Data entries:
::::::::::

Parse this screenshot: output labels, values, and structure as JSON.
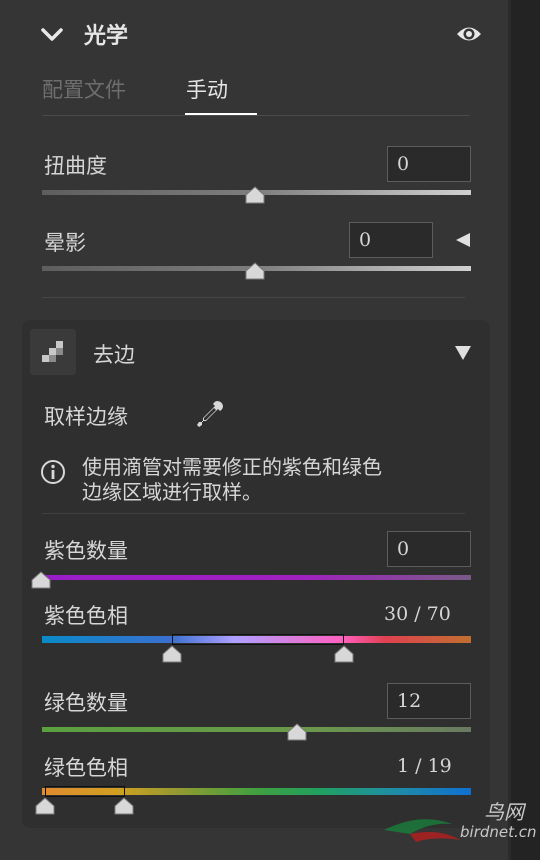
{
  "header": {
    "title": "光学",
    "chevron_icon": "chevron-down-icon",
    "visibility_icon": "eye-icon"
  },
  "tabs": [
    {
      "label": "配置文件",
      "active": false
    },
    {
      "label": "手动",
      "active": true
    }
  ],
  "distortion": {
    "label": "扭曲度",
    "value": "0",
    "level": 0.5
  },
  "vignette": {
    "label": "晕影",
    "value": "0",
    "level": 0.5,
    "expand_icon": "triangle-left-icon"
  },
  "defringe": {
    "title": "去边",
    "icon": "defringe-grid-icon",
    "collapse_icon": "triangle-down-icon",
    "sample_label": "取样边缘",
    "eyedropper_icon": "eyedropper-icon",
    "info_icon": "info-icon",
    "info_line1": "使用滴管对需要修正的紫色和绿色",
    "info_line2": "边缘区域进行取样。",
    "purple_amount": {
      "label": "紫色数量",
      "value": "0",
      "level": 0
    },
    "purple_hue": {
      "label": "紫色色相",
      "range_text": "30 / 70",
      "low": 30,
      "high": 70
    },
    "green_amount": {
      "label": "绿色数量",
      "value": "12",
      "level": 0.6
    },
    "green_hue": {
      "label": "绿色色相",
      "range_text": "1 / 19",
      "low": 1,
      "high": 19
    }
  },
  "watermark": {
    "brand": "鸟网",
    "site": "birdnet.cn"
  },
  "colors": {
    "panel_bg": "#353535",
    "section_bg": "#2f2f2f",
    "tab_underline": "#ffffff",
    "purple_track": "#a020c0",
    "green_track": "#6a9a4a"
  }
}
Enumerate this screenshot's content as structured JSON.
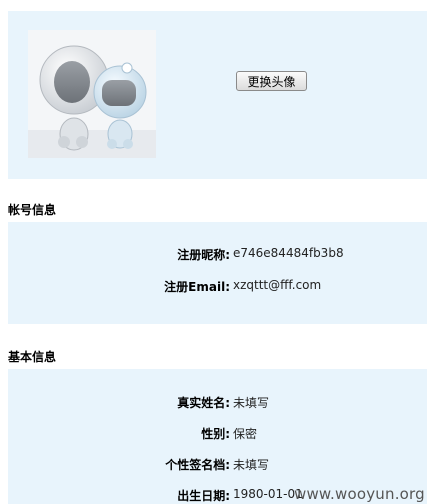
{
  "avatar_section": {
    "change_button_label": "更换头像"
  },
  "account_section": {
    "title": "帐号信息",
    "fields": [
      {
        "label": "注册昵称:",
        "value": "e746e84484fb3b8"
      },
      {
        "label": "注册Email:",
        "value": "xzqttt@fff.com"
      }
    ]
  },
  "basic_section": {
    "title": "基本信息",
    "fields": [
      {
        "label": "真实姓名:",
        "value": "未填写"
      },
      {
        "label": "性别:",
        "value": "保密"
      },
      {
        "label": "个性签名档:",
        "value": "未填写"
      },
      {
        "label": "出生日期:",
        "value": "1980-01-01"
      }
    ]
  },
  "watermark": "www.wooyun.org"
}
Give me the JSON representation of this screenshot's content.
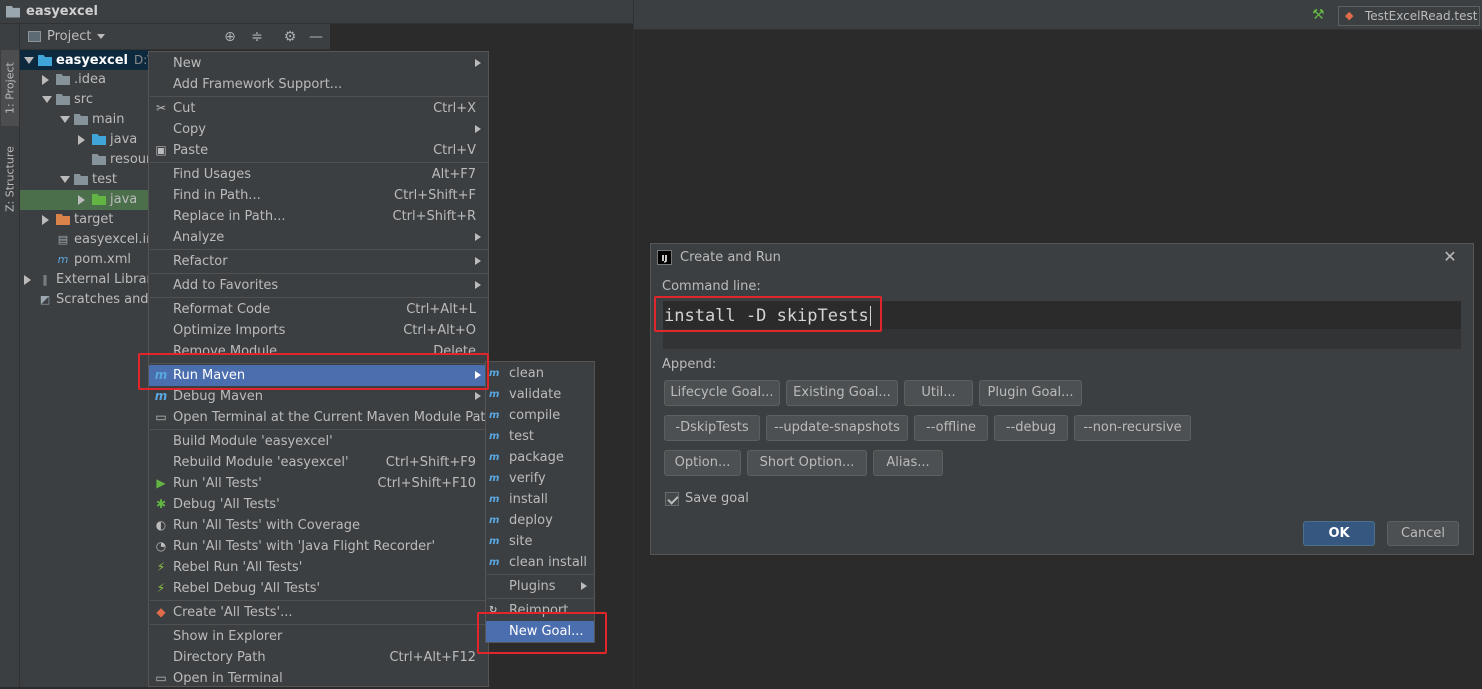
{
  "ide": {
    "project_name": "easyexcel",
    "left_tabs": [
      "1: Project",
      "Z: Structure"
    ],
    "project_dropdown": "Project",
    "tree": [
      {
        "label": "easyexcel",
        "suffix": "D:\\Id",
        "level": 0,
        "arrow": "down",
        "icon": "module"
      },
      {
        "label": ".idea",
        "level": 1,
        "arrow": "right",
        "icon": "folder-gray"
      },
      {
        "label": "src",
        "level": 1,
        "arrow": "down",
        "icon": "folder-gray"
      },
      {
        "label": "main",
        "level": 2,
        "arrow": "down",
        "icon": "folder-gray"
      },
      {
        "label": "java",
        "level": 3,
        "arrow": "right",
        "icon": "folder-blue"
      },
      {
        "label": "resour",
        "level": 3,
        "arrow": "none",
        "icon": "folder-resources"
      },
      {
        "label": "test",
        "level": 2,
        "arrow": "down",
        "icon": "folder-gray"
      },
      {
        "label": "java",
        "level": 3,
        "arrow": "right",
        "icon": "folder-green"
      },
      {
        "label": "target",
        "level": 1,
        "arrow": "right",
        "icon": "folder-orange"
      },
      {
        "label": "easyexcel.im",
        "level": 1,
        "arrow": "none",
        "icon": "iml-file"
      },
      {
        "label": "pom.xml",
        "level": 1,
        "arrow": "none",
        "icon": "maven-file"
      },
      {
        "label": "External Librari",
        "level": 0,
        "arrow": "right",
        "icon": "libraries"
      },
      {
        "label": "Scratches and C",
        "level": 0,
        "arrow": "none",
        "icon": "scratches"
      }
    ],
    "run_config": "TestExcelRead.test"
  },
  "context_menu": {
    "items": [
      {
        "label": "New",
        "shortcut": "",
        "submenu": true,
        "icon": ""
      },
      {
        "label": "Add Framework Support...",
        "shortcut": "",
        "submenu": false,
        "icon": ""
      },
      {
        "label": "Cut",
        "shortcut": "Ctrl+X",
        "submenu": false,
        "icon": "scissors"
      },
      {
        "label": "Copy",
        "shortcut": "",
        "submenu": true,
        "icon": ""
      },
      {
        "label": "Paste",
        "shortcut": "Ctrl+V",
        "submenu": false,
        "icon": "clipboard"
      },
      {
        "label": "Find Usages",
        "shortcut": "Alt+F7",
        "submenu": false,
        "icon": ""
      },
      {
        "label": "Find in Path...",
        "shortcut": "Ctrl+Shift+F",
        "submenu": false,
        "icon": ""
      },
      {
        "label": "Replace in Path...",
        "shortcut": "Ctrl+Shift+R",
        "submenu": false,
        "icon": ""
      },
      {
        "label": "Analyze",
        "shortcut": "",
        "submenu": true,
        "icon": ""
      },
      {
        "label": "Refactor",
        "shortcut": "",
        "submenu": true,
        "icon": ""
      },
      {
        "label": "Add to Favorites",
        "shortcut": "",
        "submenu": true,
        "icon": ""
      },
      {
        "label": "Reformat Code",
        "shortcut": "Ctrl+Alt+L",
        "submenu": false,
        "icon": ""
      },
      {
        "label": "Optimize Imports",
        "shortcut": "Ctrl+Alt+O",
        "submenu": false,
        "icon": ""
      },
      {
        "label": "Remove Module",
        "shortcut": "Delete",
        "submenu": false,
        "icon": ""
      },
      {
        "label": "Run Maven",
        "shortcut": "",
        "submenu": true,
        "icon": "maven",
        "highlighted": true
      },
      {
        "label": "Debug Maven",
        "shortcut": "",
        "submenu": true,
        "icon": "maven"
      },
      {
        "label": "Open Terminal at the Current Maven Module Path",
        "shortcut": "",
        "submenu": false,
        "icon": "terminal"
      },
      {
        "label": "Build Module 'easyexcel'",
        "shortcut": "",
        "submenu": false,
        "icon": ""
      },
      {
        "label": "Rebuild Module 'easyexcel'",
        "shortcut": "Ctrl+Shift+F9",
        "submenu": false,
        "icon": ""
      },
      {
        "label": "Run 'All Tests'",
        "shortcut": "Ctrl+Shift+F10",
        "submenu": false,
        "icon": "run"
      },
      {
        "label": "Debug 'All Tests'",
        "shortcut": "",
        "submenu": false,
        "icon": "debug"
      },
      {
        "label": "Run 'All Tests' with Coverage",
        "shortcut": "",
        "submenu": false,
        "icon": "coverage"
      },
      {
        "label": "Run 'All Tests' with 'Java Flight Recorder'",
        "shortcut": "",
        "submenu": false,
        "icon": "profiler"
      },
      {
        "label": "Rebel Run 'All Tests'",
        "shortcut": "",
        "submenu": false,
        "icon": "rebel"
      },
      {
        "label": "Rebel Debug 'All Tests'",
        "shortcut": "",
        "submenu": false,
        "icon": "rebel"
      },
      {
        "label": "Create 'All Tests'...",
        "shortcut": "",
        "submenu": false,
        "icon": "create"
      },
      {
        "label": "Show in Explorer",
        "shortcut": "",
        "submenu": false,
        "icon": ""
      },
      {
        "label": "Directory Path",
        "shortcut": "Ctrl+Alt+F12",
        "submenu": false,
        "icon": ""
      },
      {
        "label": "Open in Terminal",
        "shortcut": "",
        "submenu": false,
        "icon": "terminal"
      }
    ]
  },
  "maven_submenu": {
    "items": [
      {
        "label": "clean",
        "icon": "maven"
      },
      {
        "label": "validate",
        "icon": "maven"
      },
      {
        "label": "compile",
        "icon": "maven"
      },
      {
        "label": "test",
        "icon": "maven"
      },
      {
        "label": "package",
        "icon": "maven"
      },
      {
        "label": "verify",
        "icon": "maven"
      },
      {
        "label": "install",
        "icon": "maven"
      },
      {
        "label": "deploy",
        "icon": "maven"
      },
      {
        "label": "site",
        "icon": "maven"
      },
      {
        "label": "clean install",
        "icon": "maven"
      },
      {
        "label": "Plugins",
        "icon": "",
        "submenu": true
      },
      {
        "label": "Reimport",
        "icon": "refresh"
      },
      {
        "label": "New Goal...",
        "icon": "",
        "highlighted": true
      }
    ]
  },
  "dialog": {
    "title": "Create and Run",
    "command_label": "Command line:",
    "command_value": "install -D skipTests",
    "append_label": "Append:",
    "buttons_row1": [
      "Lifecycle Goal...",
      "Existing Goal...",
      "Util...",
      "Plugin Goal..."
    ],
    "buttons_row2": [
      "-DskipTests",
      "--update-snapshots",
      "--offline",
      "--debug",
      "--non-recursive"
    ],
    "buttons_row3": [
      "Option...",
      "Short Option...",
      "Alias..."
    ],
    "save_goal_label": "Save goal",
    "save_goal_checked": true,
    "ok_label": "OK",
    "cancel_label": "Cancel"
  },
  "colors": {
    "highlight": "#4b6eaf",
    "annotation_red": "#e0262b",
    "ok_button": "#365880"
  }
}
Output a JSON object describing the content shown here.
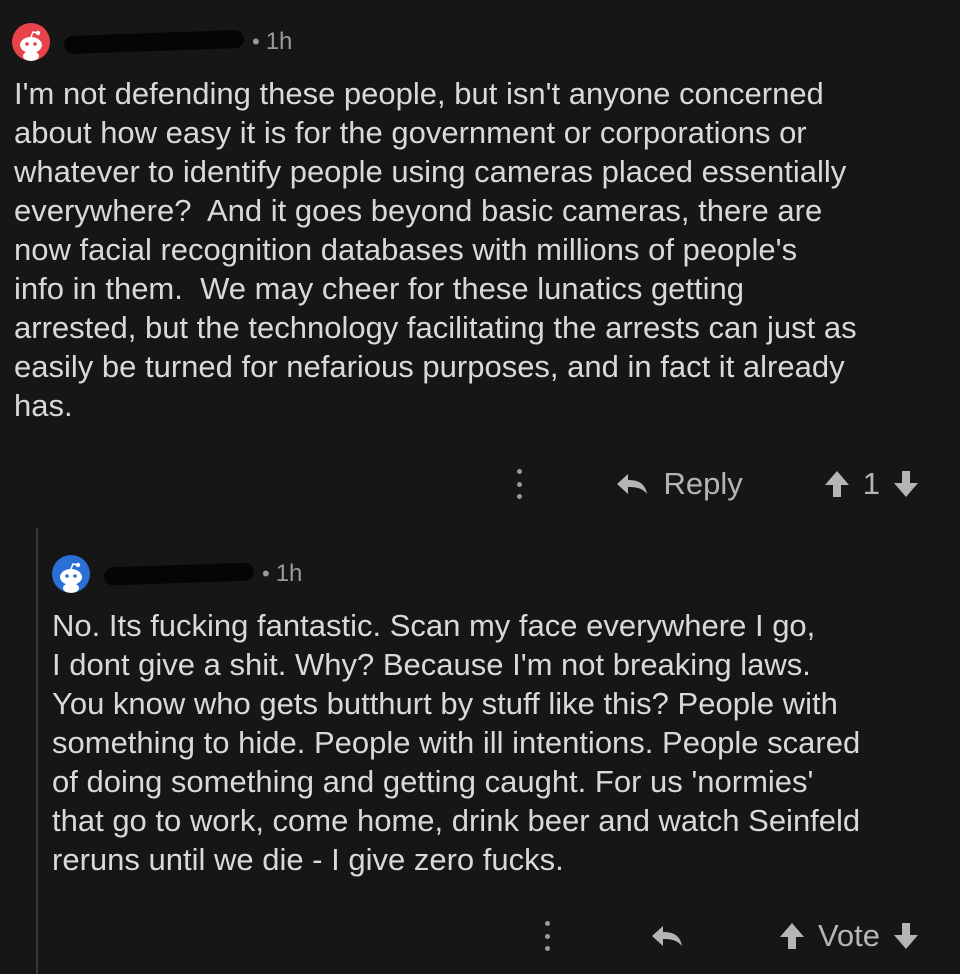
{
  "comments": [
    {
      "avatar_icon": "snoo-avatar-icon",
      "avatar_color": "#e8424a",
      "separator": "•",
      "time": "1h",
      "body": "I'm not defending these people, but isn't anyone concerned\nabout how easy it is for the government or corporations or\nwhatever to identify people using cameras placed essentially\neverywhere?  And it goes beyond basic cameras, there are\nnow facial recognition databases with millions of people's\ninfo in them.  We may cheer for these lunatics getting\narrested, but the technology facilitating the arrests can just as\neasily be turned for nefarious purposes, and in fact it already\nhas.",
      "reply_label": "Reply",
      "vote_label": "1"
    },
    {
      "avatar_icon": "snoo-avatar-icon",
      "avatar_color": "#2a6fd6",
      "separator": "•",
      "time": "1h",
      "body": "No. Its fucking fantastic. Scan my face everywhere I go,\nI dont give a shit. Why? Because I'm not breaking laws.\nYou know who gets butthurt by stuff like this? People with\nsomething to hide. People with ill intentions. People scared\nof doing something and getting caught. For us 'normies'\nthat go to work, come home, drink beer and watch Seinfeld\nreruns until we die - I give zero fucks.",
      "reply_label": "",
      "vote_label": "Vote"
    }
  ]
}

::::::::::

### EXERCISE AIM
From the entries, copy out each line containing the word "Open".

### TASK RESPONSE
        "label": "Open Terminal at the Current Maven Module Path",
        "label": "Open in Terminal",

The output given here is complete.